Extracted data entries:

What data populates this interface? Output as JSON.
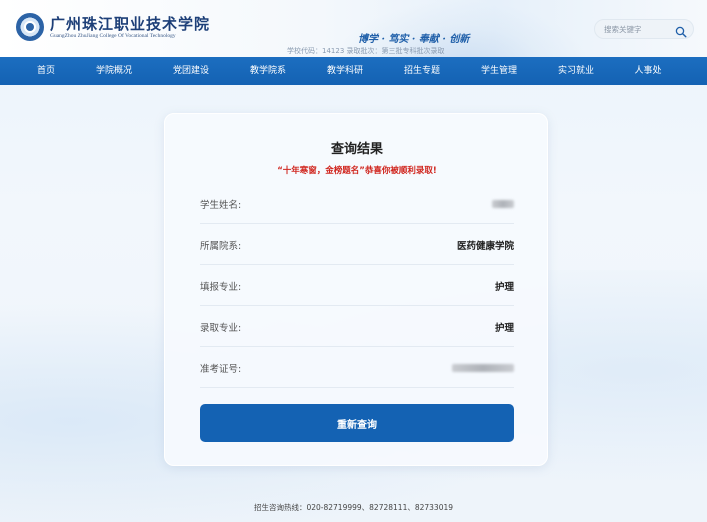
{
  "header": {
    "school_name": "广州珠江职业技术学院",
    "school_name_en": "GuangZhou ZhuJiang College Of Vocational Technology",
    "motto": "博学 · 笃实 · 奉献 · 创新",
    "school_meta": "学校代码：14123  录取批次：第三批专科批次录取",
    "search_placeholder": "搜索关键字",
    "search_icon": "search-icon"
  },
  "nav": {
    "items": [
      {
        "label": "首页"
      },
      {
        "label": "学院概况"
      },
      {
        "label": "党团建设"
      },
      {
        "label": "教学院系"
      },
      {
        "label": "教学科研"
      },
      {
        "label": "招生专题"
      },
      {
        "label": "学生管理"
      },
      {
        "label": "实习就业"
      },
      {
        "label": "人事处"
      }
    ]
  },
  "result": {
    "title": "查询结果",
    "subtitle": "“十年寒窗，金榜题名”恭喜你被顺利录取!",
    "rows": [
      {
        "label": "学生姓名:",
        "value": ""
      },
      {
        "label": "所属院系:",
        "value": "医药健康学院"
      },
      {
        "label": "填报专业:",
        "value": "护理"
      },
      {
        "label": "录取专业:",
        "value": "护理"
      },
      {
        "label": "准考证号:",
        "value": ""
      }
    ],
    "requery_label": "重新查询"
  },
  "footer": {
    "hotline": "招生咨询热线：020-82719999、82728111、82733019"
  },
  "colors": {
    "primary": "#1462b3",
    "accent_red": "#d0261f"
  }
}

EXERCISE TASK:
Print out the whole of the material word for word, without pictures.

CORRECT RESPONSE:
What data populates this interface? Output as JSON.
{
  "header": {
    "school_name": "广州珠江职业技术学院",
    "school_name_en": "GuangZhou ZhuJiang College Of Vocational Technology",
    "motto": "博学 · 笃实 · 奉献 · 创新",
    "school_meta": "学校代码：14123  录取批次：第三批专科批次录取",
    "search_placeholder": "搜索关键字",
    "search_icon": "search-icon"
  },
  "nav": {
    "items": [
      {
        "label": "首页"
      },
      {
        "label": "学院概况"
      },
      {
        "label": "党团建设"
      },
      {
        "label": "教学院系"
      },
      {
        "label": "教学科研"
      },
      {
        "label": "招生专题"
      },
      {
        "label": "学生管理"
      },
      {
        "label": "实习就业"
      },
      {
        "label": "人事处"
      }
    ]
  },
  "result": {
    "title": "查询结果",
    "subtitle": "“十年寒窗，金榜题名”恭喜你被顺利录取!",
    "rows": [
      {
        "label": "学生姓名:",
        "value": ""
      },
      {
        "label": "所属院系:",
        "value": "医药健康学院"
      },
      {
        "label": "填报专业:",
        "value": "护理"
      },
      {
        "label": "录取专业:",
        "value": "护理"
      },
      {
        "label": "准考证号:",
        "value": ""
      }
    ],
    "requery_label": "重新查询"
  },
  "footer": {
    "hotline": "招生咨询热线：020-82719999、82728111、82733019"
  },
  "colors": {
    "primary": "#1462b3",
    "accent_red": "#d0261f"
  }
}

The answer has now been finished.